Exercise description:
Below are records; count the lines that contain "image" and state only that count.

Dataset listings of figures:
::::
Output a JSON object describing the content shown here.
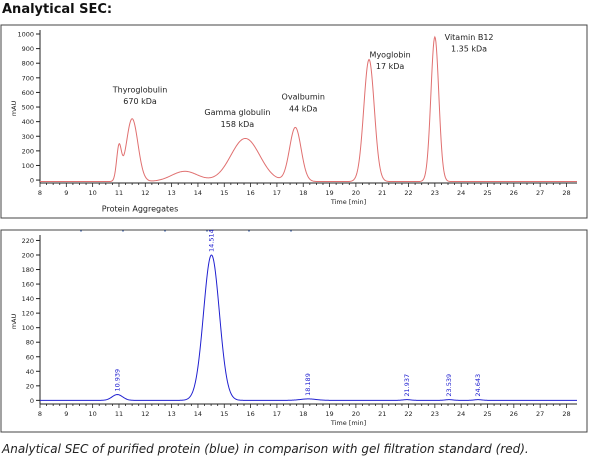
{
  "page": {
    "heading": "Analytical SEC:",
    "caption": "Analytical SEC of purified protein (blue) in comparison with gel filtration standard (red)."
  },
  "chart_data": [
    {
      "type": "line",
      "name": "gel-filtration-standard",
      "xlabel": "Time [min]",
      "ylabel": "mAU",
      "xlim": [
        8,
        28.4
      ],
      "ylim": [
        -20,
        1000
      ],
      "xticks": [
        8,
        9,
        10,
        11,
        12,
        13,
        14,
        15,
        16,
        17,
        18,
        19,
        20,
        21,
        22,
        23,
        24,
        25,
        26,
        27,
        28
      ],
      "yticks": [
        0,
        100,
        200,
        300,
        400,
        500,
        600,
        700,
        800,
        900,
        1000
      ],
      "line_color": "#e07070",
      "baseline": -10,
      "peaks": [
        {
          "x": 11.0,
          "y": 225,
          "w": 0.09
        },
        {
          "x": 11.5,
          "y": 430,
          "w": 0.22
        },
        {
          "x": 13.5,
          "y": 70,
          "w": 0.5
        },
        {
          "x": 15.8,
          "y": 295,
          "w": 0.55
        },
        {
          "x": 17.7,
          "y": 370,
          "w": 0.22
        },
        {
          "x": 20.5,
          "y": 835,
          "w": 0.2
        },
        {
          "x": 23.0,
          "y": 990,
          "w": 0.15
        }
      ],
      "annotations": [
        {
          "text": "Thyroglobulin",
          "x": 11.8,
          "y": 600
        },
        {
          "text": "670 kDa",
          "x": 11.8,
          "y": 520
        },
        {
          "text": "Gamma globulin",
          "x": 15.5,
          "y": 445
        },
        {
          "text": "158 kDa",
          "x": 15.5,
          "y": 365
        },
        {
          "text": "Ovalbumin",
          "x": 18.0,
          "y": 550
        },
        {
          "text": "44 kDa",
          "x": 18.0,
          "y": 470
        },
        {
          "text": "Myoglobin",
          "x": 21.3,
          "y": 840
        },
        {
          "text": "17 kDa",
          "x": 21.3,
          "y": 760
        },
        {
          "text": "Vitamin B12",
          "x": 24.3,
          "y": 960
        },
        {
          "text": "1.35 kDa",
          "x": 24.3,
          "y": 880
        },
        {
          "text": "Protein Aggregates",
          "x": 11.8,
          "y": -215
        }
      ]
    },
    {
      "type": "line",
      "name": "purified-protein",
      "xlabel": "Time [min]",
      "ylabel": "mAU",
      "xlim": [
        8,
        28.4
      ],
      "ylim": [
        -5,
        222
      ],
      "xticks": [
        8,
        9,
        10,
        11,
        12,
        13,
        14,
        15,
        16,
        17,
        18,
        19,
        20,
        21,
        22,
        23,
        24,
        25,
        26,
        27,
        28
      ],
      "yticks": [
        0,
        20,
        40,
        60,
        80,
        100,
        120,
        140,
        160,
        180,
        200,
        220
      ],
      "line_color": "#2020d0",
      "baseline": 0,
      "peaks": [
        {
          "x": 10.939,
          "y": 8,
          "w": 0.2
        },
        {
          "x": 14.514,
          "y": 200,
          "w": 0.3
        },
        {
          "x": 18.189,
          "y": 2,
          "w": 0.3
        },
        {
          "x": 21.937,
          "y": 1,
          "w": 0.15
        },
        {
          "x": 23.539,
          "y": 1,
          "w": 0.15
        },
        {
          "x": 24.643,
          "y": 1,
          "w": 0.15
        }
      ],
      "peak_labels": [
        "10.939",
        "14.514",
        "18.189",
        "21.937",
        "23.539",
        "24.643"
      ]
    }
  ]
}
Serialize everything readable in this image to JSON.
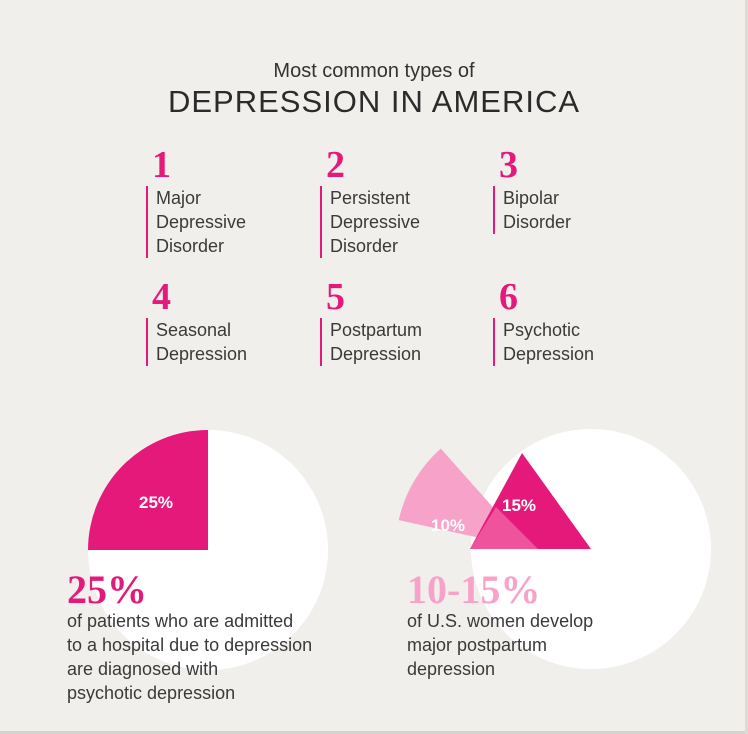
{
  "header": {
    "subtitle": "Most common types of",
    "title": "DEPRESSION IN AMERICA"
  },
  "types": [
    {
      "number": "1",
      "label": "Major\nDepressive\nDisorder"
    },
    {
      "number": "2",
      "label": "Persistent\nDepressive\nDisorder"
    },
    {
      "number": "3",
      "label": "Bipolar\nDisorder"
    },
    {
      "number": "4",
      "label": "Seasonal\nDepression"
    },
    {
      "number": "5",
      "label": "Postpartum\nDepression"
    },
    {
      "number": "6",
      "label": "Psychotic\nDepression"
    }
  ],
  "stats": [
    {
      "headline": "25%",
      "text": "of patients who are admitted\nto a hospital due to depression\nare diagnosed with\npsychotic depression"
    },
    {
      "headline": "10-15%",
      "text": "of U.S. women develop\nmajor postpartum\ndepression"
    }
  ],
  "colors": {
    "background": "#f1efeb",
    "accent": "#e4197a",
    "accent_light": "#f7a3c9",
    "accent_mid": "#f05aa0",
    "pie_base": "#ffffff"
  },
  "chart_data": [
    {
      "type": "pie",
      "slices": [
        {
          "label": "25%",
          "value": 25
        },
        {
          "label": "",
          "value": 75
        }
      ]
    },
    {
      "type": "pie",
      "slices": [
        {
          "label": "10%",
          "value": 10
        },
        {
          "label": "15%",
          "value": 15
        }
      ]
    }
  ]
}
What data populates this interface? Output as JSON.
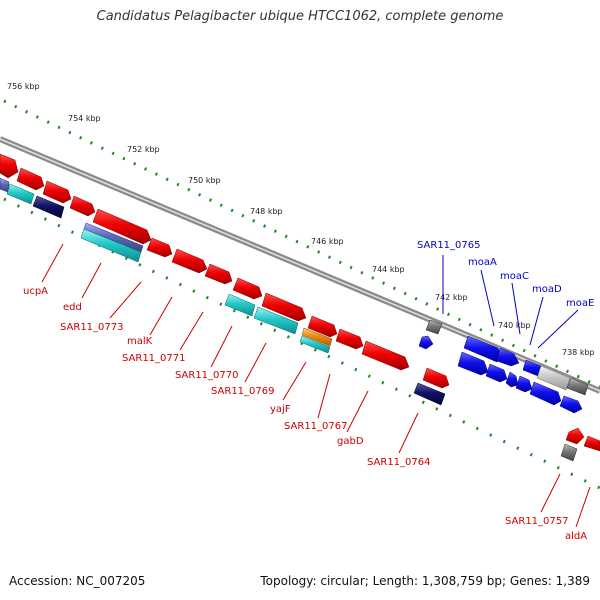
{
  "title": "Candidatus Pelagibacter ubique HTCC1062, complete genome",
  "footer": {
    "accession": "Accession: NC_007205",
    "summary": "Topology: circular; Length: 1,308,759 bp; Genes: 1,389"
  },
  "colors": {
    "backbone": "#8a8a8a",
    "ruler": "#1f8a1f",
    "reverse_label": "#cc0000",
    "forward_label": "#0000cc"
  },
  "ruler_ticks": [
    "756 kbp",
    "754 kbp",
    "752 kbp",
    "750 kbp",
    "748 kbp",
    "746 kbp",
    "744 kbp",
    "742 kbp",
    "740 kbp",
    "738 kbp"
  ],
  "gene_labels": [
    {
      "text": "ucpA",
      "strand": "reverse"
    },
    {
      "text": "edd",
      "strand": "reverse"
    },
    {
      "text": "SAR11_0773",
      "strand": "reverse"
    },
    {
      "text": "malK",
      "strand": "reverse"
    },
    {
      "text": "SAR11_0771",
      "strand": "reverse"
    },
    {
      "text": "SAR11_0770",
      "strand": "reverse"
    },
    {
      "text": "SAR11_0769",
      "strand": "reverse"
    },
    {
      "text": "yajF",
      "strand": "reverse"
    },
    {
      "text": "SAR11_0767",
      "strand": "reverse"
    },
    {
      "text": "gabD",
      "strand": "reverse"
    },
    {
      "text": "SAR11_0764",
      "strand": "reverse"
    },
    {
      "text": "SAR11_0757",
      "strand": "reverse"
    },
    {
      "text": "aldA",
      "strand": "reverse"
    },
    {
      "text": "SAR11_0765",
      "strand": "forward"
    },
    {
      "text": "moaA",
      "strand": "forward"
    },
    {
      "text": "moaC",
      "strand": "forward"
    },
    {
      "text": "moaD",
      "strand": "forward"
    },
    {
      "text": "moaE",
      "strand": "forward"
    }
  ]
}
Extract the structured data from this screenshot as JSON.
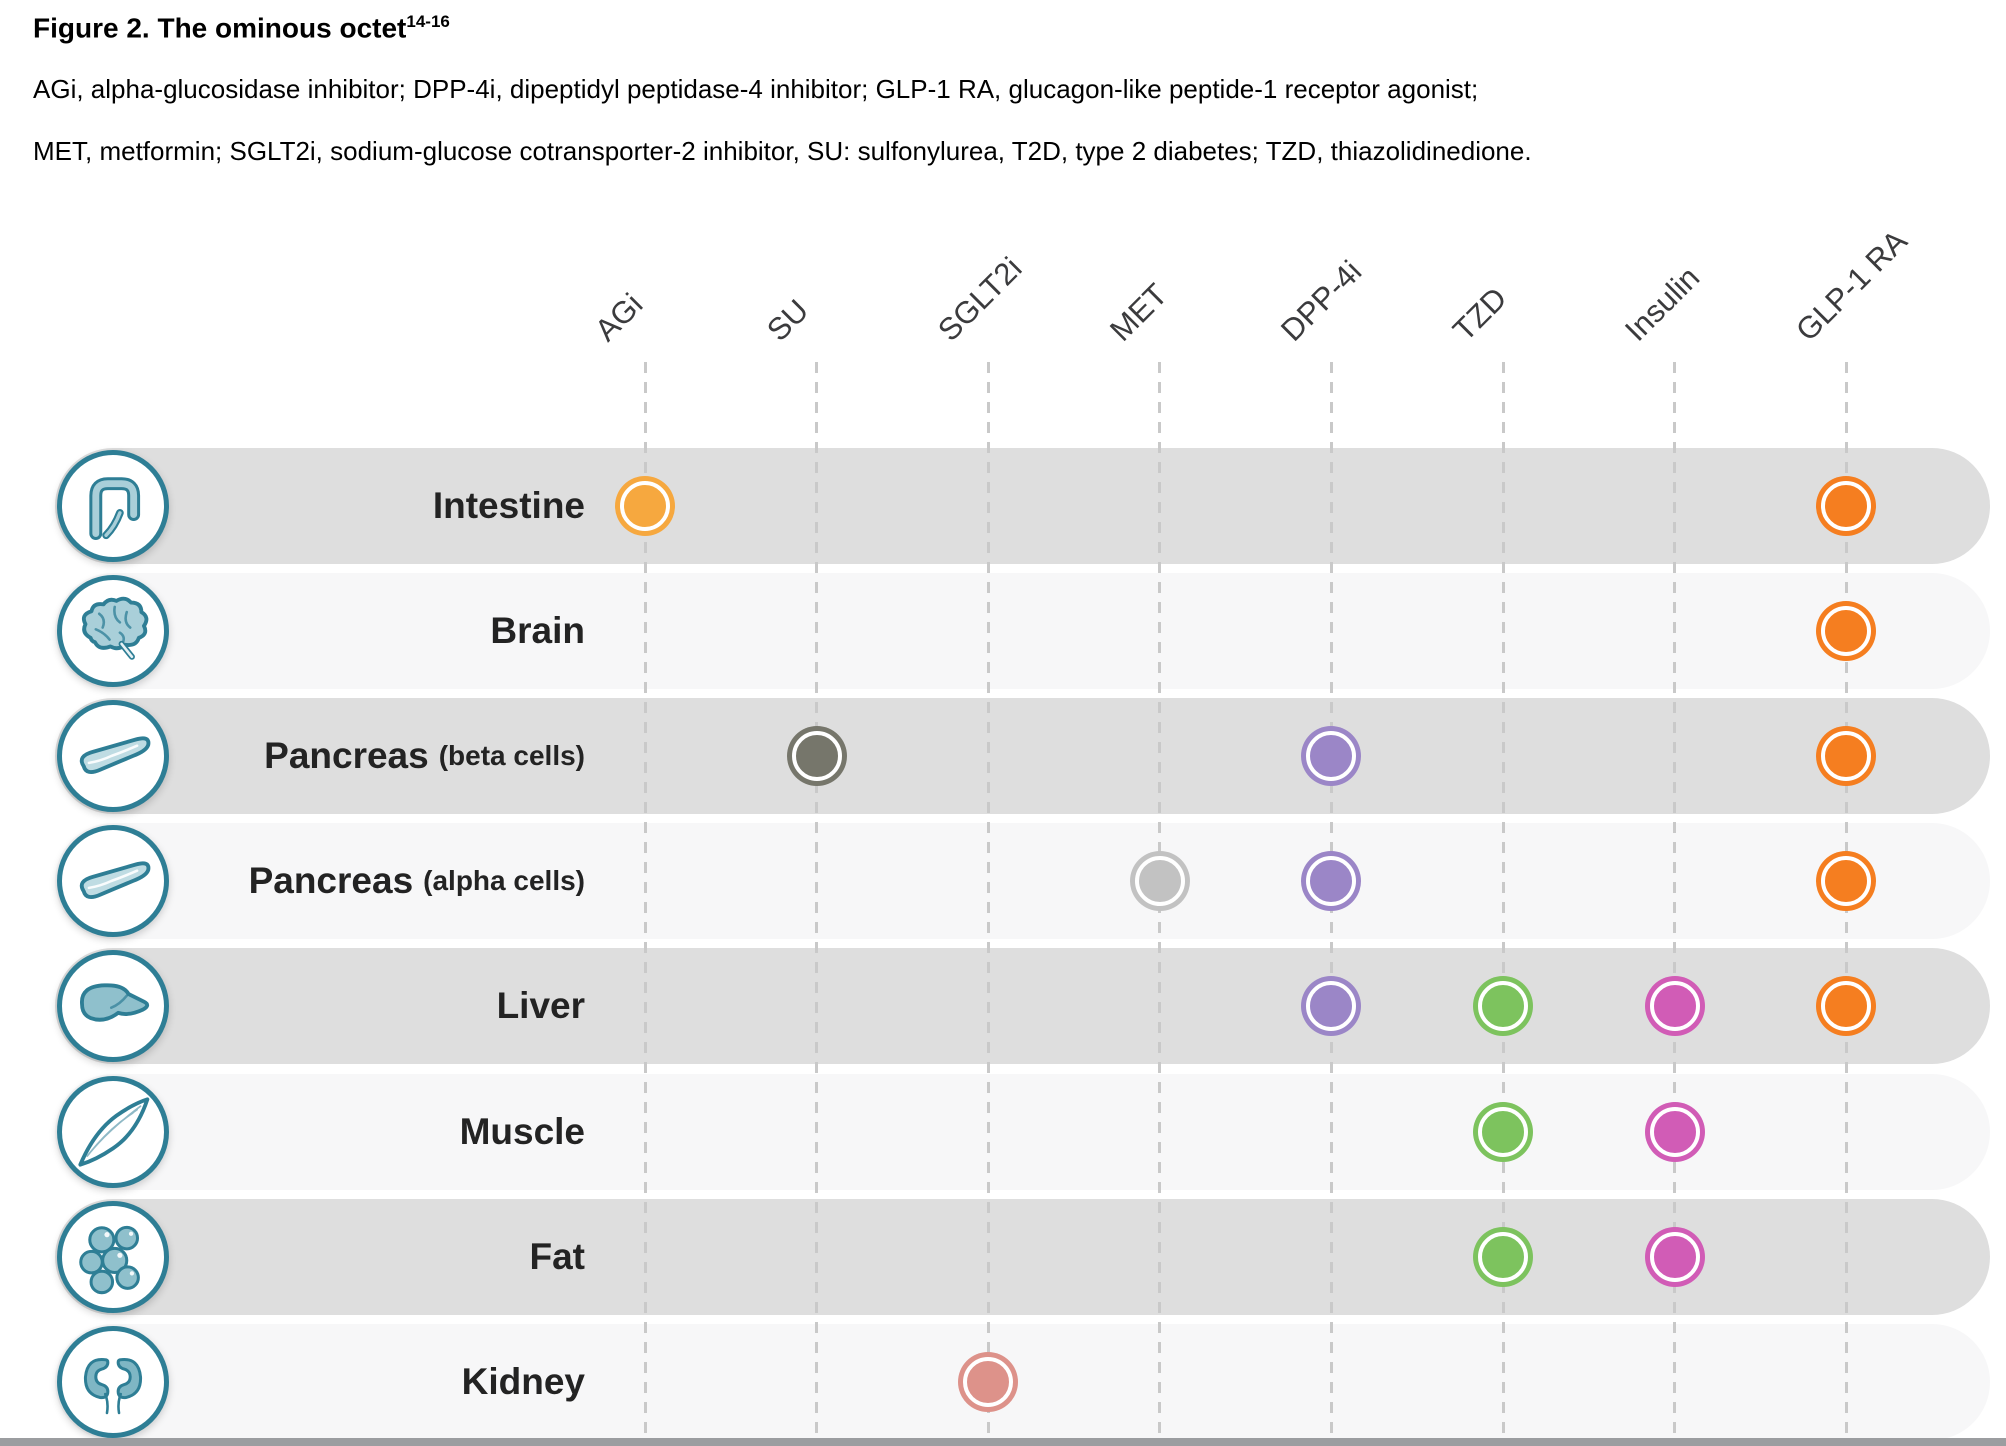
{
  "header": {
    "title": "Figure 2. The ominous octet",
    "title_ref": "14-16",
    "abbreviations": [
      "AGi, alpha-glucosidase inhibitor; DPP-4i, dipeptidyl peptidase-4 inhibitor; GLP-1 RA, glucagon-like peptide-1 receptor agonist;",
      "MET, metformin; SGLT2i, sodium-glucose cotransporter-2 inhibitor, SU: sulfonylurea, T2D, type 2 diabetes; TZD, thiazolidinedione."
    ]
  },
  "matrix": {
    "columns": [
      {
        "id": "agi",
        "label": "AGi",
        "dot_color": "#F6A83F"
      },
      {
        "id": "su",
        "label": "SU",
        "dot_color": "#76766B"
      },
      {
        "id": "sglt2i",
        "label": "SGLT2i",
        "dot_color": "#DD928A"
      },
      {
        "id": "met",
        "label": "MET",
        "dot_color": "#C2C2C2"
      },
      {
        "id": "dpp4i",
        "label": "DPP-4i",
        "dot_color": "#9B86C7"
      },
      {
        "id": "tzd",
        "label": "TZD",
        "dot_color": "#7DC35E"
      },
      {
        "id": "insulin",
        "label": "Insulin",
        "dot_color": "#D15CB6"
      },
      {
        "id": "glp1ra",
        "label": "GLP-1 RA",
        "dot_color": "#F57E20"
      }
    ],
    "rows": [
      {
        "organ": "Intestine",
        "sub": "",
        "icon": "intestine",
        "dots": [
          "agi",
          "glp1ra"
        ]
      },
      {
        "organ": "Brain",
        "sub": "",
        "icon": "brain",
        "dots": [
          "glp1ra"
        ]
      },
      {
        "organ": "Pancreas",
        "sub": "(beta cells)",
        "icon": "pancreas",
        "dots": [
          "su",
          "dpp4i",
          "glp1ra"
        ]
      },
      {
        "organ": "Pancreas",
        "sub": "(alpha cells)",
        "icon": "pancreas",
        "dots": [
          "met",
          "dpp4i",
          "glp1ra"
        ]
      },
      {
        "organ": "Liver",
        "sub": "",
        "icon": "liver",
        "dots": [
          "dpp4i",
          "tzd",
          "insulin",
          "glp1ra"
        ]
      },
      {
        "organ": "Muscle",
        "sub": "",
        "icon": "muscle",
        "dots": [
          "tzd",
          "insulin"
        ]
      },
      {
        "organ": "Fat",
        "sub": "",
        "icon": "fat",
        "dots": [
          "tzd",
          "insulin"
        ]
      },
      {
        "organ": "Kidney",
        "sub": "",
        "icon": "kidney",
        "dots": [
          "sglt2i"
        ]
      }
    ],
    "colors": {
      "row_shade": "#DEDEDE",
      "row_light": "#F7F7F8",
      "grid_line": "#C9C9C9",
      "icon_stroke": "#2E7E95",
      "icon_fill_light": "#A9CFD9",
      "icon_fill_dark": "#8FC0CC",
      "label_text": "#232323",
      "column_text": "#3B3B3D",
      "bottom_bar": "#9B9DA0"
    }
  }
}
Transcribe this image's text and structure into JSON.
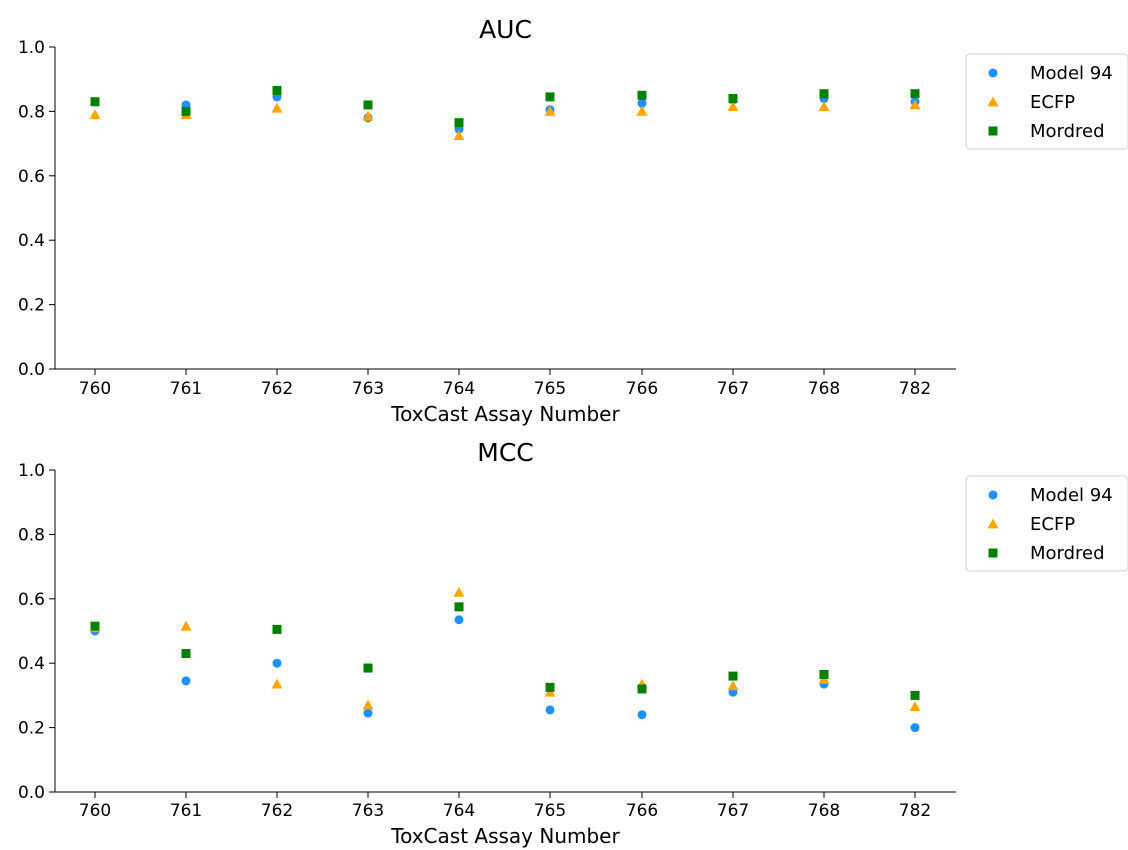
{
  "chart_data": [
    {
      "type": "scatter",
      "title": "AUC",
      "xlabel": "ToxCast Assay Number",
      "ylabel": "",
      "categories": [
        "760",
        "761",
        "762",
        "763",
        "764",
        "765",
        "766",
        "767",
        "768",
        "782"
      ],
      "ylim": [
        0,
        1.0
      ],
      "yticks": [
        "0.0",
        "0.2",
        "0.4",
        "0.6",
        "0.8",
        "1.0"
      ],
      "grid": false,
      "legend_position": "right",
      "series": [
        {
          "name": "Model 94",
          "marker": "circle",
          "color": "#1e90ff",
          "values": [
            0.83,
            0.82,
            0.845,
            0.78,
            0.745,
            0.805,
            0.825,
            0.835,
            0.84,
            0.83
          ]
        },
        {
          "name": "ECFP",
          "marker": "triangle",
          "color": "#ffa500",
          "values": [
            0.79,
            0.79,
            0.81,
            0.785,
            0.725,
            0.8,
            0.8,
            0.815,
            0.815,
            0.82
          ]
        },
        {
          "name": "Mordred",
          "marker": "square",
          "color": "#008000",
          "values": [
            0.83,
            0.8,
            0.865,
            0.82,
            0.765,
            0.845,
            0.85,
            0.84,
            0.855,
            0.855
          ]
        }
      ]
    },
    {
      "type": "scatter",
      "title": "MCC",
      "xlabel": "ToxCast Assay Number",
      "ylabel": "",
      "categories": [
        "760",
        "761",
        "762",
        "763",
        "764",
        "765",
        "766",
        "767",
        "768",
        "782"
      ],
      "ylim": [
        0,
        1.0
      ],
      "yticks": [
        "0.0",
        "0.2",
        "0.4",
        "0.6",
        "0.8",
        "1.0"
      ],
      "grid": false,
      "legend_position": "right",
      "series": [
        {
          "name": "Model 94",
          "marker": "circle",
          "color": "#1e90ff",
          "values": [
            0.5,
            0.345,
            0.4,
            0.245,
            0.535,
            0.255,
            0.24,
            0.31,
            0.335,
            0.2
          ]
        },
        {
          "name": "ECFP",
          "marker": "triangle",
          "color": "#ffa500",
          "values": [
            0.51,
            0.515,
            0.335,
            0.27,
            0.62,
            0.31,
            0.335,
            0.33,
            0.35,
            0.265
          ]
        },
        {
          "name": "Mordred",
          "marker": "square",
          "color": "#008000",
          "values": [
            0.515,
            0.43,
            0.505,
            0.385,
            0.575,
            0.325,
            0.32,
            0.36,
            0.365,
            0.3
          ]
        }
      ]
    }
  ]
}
::::
Response for this exercise:
2